All material below is to be reproduced exactly.
----- The data -----
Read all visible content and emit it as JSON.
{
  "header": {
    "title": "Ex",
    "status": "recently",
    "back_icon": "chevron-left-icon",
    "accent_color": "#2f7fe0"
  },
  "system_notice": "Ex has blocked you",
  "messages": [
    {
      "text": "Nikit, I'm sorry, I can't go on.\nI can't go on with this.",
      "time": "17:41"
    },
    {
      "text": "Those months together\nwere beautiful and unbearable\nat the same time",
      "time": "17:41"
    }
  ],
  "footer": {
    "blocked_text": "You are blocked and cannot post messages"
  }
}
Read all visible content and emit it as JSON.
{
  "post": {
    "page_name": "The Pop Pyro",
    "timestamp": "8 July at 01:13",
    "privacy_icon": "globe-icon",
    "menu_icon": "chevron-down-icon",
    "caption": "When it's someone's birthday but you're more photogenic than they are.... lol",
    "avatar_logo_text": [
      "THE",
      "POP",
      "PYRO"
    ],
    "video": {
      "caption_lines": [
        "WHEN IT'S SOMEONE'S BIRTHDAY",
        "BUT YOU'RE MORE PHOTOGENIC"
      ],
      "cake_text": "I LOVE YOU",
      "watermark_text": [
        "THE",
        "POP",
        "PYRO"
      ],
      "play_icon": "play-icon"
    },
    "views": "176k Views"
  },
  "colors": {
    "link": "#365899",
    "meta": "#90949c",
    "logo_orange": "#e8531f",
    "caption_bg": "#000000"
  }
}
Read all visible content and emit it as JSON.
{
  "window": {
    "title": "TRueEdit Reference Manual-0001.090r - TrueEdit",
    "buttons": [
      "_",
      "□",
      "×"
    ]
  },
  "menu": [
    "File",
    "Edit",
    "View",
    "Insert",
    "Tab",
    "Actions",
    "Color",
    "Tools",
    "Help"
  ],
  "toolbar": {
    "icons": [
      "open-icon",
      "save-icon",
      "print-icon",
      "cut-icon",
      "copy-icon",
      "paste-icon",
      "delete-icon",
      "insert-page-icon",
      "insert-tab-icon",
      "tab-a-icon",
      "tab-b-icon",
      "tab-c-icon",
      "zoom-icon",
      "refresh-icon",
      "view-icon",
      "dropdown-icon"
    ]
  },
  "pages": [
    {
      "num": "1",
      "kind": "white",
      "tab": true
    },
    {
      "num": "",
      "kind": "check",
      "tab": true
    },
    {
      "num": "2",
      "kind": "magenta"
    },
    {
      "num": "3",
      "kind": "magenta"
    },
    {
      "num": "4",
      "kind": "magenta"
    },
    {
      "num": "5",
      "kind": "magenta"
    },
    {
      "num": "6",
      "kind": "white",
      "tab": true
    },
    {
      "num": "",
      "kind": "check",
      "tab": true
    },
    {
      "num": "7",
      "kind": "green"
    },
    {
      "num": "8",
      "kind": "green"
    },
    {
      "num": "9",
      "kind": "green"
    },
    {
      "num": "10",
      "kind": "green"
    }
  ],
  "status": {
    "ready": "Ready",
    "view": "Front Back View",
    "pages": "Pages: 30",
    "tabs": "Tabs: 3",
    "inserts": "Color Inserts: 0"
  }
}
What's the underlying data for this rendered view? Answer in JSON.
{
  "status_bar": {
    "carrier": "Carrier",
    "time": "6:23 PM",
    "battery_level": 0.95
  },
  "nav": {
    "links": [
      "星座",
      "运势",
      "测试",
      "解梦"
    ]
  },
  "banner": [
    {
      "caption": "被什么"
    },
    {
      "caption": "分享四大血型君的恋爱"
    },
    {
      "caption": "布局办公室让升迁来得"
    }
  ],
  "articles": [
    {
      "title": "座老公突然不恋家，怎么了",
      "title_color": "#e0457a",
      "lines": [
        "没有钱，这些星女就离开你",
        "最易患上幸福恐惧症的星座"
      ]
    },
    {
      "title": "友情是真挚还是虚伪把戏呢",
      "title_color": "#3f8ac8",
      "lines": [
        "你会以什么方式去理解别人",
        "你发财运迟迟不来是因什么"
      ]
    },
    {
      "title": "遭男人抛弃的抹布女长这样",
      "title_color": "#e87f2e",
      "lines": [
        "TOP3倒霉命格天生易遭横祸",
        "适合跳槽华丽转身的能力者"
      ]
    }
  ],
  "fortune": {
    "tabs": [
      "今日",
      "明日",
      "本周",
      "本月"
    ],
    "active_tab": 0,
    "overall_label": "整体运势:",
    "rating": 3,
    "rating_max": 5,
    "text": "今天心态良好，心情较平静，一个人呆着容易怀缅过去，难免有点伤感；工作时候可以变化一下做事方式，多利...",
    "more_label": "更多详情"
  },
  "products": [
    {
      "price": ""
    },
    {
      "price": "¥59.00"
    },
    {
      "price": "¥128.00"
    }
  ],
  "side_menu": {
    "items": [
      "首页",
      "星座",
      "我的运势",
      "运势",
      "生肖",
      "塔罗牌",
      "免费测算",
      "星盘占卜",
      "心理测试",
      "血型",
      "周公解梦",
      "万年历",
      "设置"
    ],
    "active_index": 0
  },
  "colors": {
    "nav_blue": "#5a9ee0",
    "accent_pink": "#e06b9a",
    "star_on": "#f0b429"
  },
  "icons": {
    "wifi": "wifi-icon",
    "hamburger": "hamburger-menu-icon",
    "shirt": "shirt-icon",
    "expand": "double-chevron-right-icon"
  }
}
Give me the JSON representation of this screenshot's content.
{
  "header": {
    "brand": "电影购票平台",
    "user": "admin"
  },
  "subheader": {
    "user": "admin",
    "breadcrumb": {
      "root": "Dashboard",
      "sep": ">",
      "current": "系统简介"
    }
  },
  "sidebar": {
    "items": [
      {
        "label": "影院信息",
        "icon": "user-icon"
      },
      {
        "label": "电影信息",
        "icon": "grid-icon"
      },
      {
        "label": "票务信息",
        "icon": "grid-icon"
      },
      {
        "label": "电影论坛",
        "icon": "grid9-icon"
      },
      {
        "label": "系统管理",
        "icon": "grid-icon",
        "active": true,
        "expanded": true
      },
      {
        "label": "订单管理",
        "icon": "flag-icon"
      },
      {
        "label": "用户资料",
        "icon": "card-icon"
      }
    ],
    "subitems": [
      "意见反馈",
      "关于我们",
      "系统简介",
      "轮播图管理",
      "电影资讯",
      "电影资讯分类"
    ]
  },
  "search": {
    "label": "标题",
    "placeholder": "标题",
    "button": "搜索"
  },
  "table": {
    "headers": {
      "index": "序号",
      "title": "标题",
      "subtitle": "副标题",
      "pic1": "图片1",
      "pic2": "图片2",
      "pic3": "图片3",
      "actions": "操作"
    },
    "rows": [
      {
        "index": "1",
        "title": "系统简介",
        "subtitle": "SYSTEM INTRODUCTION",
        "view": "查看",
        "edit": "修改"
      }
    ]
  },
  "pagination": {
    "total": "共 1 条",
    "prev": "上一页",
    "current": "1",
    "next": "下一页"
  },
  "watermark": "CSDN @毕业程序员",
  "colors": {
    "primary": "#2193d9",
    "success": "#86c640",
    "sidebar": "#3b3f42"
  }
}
-----
Correct output:
Read all visible content and emit it as JSON.
{
  "header": {
    "title": "Ex",
    "status": "recently",
    "back_icon": "chevron-left-icon",
    "accent_color": "#2f7fe0"
  },
  "system_notice": "Ex has blocked you",
  "messages": [
    {
      "text": "Nikit, I'm sorry, I can't go on.\nI can't go on with this.",
      "time": "17:41"
    },
    {
      "text": "Those months together\nwere beautiful and unbearable\nat the same time",
      "time": "17:41"
    }
  ],
  "footer": {
    "blocked_text": "You are blocked and cannot post messages"
  }
}
Read all visible content and emit it as JSON.
{
  "post": {
    "page_name": "The Pop Pyro",
    "timestamp": "8 July at 01:13",
    "privacy_icon": "globe-icon",
    "menu_icon": "chevron-down-icon",
    "caption": "When it's someone's birthday but you're more photogenic than they are.... lol",
    "avatar_logo_text": [
      "THE",
      "POP",
      "PYRO"
    ],
    "video": {
      "caption_lines": [
        "WHEN IT'S SOMEONE'S BIRTHDAY",
        "BUT YOU'RE MORE PHOTOGENIC"
      ],
      "cake_text": "I LOVE YOU",
      "watermark_text": [
        "THE",
        "POP",
        "PYRO"
      ],
      "play_icon": "play-icon"
    },
    "views": "176k Views"
  },
  "colors": {
    "link": "#365899",
    "meta": "#90949c",
    "logo_orange": "#e8531f",
    "caption_bg": "#000000"
  }
}
Read all visible content and emit it as JSON.
{
  "window": {
    "title": "TRueEdit Reference Manual-0001.090r - TrueEdit",
    "buttons": [
      "_",
      "□",
      "×"
    ]
  },
  "menu": [
    "File",
    "Edit",
    "View",
    "Insert",
    "Tab",
    "Actions",
    "Color",
    "Tools",
    "Help"
  ],
  "toolbar": {
    "icons": [
      "open-icon",
      "save-icon",
      "print-icon",
      "cut-icon",
      "copy-icon",
      "paste-icon",
      "delete-icon",
      "insert-page-icon",
      "insert-tab-icon",
      "tab-a-icon",
      "tab-b-icon",
      "tab-c-icon",
      "zoom-icon",
      "refresh-icon",
      "view-icon",
      "dropdown-icon"
    ]
  },
  "pages": [
    {
      "num": "1",
      "kind": "white",
      "tab": true
    },
    {
      "num": "",
      "kind": "check",
      "tab": true
    },
    {
      "num": "2",
      "kind": "magenta"
    },
    {
      "num": "3",
      "kind": "magenta"
    },
    {
      "num": "4",
      "kind": "magenta"
    },
    {
      "num": "5",
      "kind": "magenta"
    },
    {
      "num": "6",
      "kind": "white",
      "tab": true
    },
    {
      "num": "",
      "kind": "check",
      "tab": true
    },
    {
      "num": "7",
      "kind": "green"
    },
    {
      "num": "8",
      "kind": "green"
    },
    {
      "num": "9",
      "kind": "green"
    },
    {
      "num": "10",
      "kind": "green"
    }
  ],
  "status": {
    "ready": "Ready",
    "view": "Front Back View",
    "pages": "Pages: 30",
    "tabs": "Tabs: 3",
    "inserts": "Color Inserts: 0"
  }
}
What's the underlying data for this rendered view? Answer in JSON.
{
  "status_bar": {
    "carrier": "Carrier",
    "time": "6:23 PM",
    "battery_level": 0.95
  },
  "nav": {
    "links": [
      "星座",
      "运势",
      "测试",
      "解梦"
    ]
  },
  "banner": [
    {
      "caption": "被什么"
    },
    {
      "caption": "分享四大血型君的恋爱"
    },
    {
      "caption": "布局办公室让升迁来得"
    }
  ],
  "articles": [
    {
      "title": "座老公突然不恋家，怎么了",
      "title_color": "#e0457a",
      "lines": [
        "没有钱，这些星女就离开你",
        "最易患上幸福恐惧症的星座"
      ]
    },
    {
      "title": "友情是真挚还是虚伪把戏呢",
      "title_color": "#3f8ac8",
      "lines": [
        "你会以什么方式去理解别人",
        "你发财运迟迟不来是因什么"
      ]
    },
    {
      "title": "遭男人抛弃的抹布女长这样",
      "title_color": "#e87f2e",
      "lines": [
        "TOP3倒霉命格天生易遭横祸",
        "适合跳槽华丽转身的能力者"
      ]
    }
  ],
  "fortune": {
    "tabs": [
      "今日",
      "明日",
      "本周",
      "本月"
    ],
    "active_tab": 0,
    "overall_label": "整体运势:",
    "rating": 3,
    "rating_max": 5,
    "text": "今天心态良好，心情较平静，一个人呆着容易怀缅过去，难免有点伤感；工作时候可以变化一下做事方式，多利...",
    "more_label": "更多详情"
  },
  "products": [
    {
      "price": ""
    },
    {
      "price": "¥59.00"
    },
    {
      "price": "¥128.00"
    }
  ],
  "side_menu": {
    "items": [
      "首页",
      "星座",
      "我的运势",
      "运势",
      "生肖",
      "塔罗牌",
      "免费测算",
      "星盘占卜",
      "心理测试",
      "血型",
      "周公解梦",
      "万年历",
      "设置"
    ],
    "active_index": 0
  },
  "colors": {
    "nav_blue": "#5a9ee0",
    "accent_pink": "#e06b9a",
    "star_on": "#f0b429"
  },
  "icons": {
    "wifi": "wifi-icon",
    "hamburger": "hamburger-menu-icon",
    "shirt": "shirt-icon",
    "expand": "double-chevron-right-icon"
  }
}
Give me the JSON representation of this screenshot's content.
{
  "header": {
    "brand": "电影购票平台",
    "user": "admin"
  },
  "subheader": {
    "user": "admin",
    "breadcrumb": {
      "root": "Dashboard",
      "sep": ">",
      "current": "系统简介"
    }
  },
  "sidebar": {
    "items": [
      {
        "label": "影院信息",
        "icon": "user-icon"
      },
      {
        "label": "电影信息",
        "icon": "grid-icon"
      },
      {
        "label": "票务信息",
        "icon": "grid-icon"
      },
      {
        "label": "电影论坛",
        "icon": "grid9-icon"
      },
      {
        "label": "系统管理",
        "icon": "grid-icon",
        "active": true,
        "expanded": true
      },
      {
        "label": "订单管理",
        "icon": "flag-icon"
      },
      {
        "label": "用户资料",
        "icon": "card-icon"
      }
    ],
    "subitems": [
      "意见反馈",
      "关于我们",
      "系统简介",
      "轮播图管理",
      "电影资讯",
      "电影资讯分类"
    ]
  },
  "search": {
    "label": "标题",
    "placeholder": "标题",
    "button": "搜索"
  },
  "table": {
    "headers": {
      "index": "序号",
      "title": "标题",
      "subtitle": "副标题",
      "pic1": "图片1",
      "pic2": "图片2",
      "pic3": "图片3",
      "actions": "操作"
    },
    "rows": [
      {
        "index": "1",
        "title": "系统简介",
        "subtitle": "SYSTEM INTRODUCTION",
        "view": "查看",
        "edit": "修改"
      }
    ]
  },
  "pagination": {
    "total": "共 1 条",
    "prev": "上一页",
    "current": "1",
    "next": "下一页"
  },
  "watermark": "CSDN @毕业程序员",
  "colors": {
    "primary": "#2193d9",
    "success": "#86c640",
    "sidebar": "#3b3f42"
  }
}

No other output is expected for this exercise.